Task to complete >>
Skip every picture and transcribe the remaining material exactly.
-------
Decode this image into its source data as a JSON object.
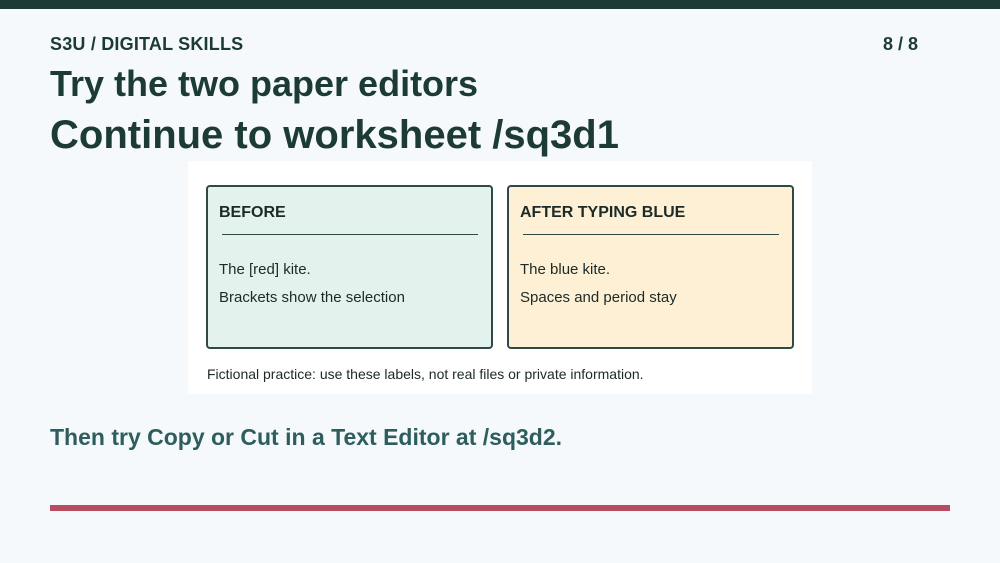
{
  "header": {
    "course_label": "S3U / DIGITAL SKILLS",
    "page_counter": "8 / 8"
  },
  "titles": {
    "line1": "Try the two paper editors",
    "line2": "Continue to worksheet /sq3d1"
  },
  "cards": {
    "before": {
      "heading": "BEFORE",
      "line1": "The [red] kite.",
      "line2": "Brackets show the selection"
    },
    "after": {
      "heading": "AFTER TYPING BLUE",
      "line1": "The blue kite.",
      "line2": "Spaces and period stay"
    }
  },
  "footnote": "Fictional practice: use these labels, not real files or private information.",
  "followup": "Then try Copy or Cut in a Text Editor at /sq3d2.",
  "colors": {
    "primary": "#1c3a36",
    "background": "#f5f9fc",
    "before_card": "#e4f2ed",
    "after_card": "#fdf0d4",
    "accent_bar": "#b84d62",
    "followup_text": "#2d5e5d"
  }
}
-------
Solved problem >>
Decode this image into its source data as a JSON object.
{
  "header": {
    "course_label": "S3U / DIGITAL SKILLS",
    "page_counter": "8 / 8"
  },
  "titles": {
    "line1": "Try the two paper editors",
    "line2": "Continue to worksheet /sq3d1"
  },
  "cards": {
    "before": {
      "heading": "BEFORE",
      "line1": "The [red] kite.",
      "line2": "Brackets show the selection"
    },
    "after": {
      "heading": "AFTER TYPING BLUE",
      "line1": "The blue kite.",
      "line2": "Spaces and period stay"
    }
  },
  "footnote": "Fictional practice: use these labels, not real files or private information.",
  "followup": "Then try Copy or Cut in a Text Editor at /sq3d2.",
  "colors": {
    "primary": "#1c3a36",
    "background": "#f5f9fc",
    "before_card": "#e4f2ed",
    "after_card": "#fdf0d4",
    "accent_bar": "#b84d62",
    "followup_text": "#2d5e5d"
  }
}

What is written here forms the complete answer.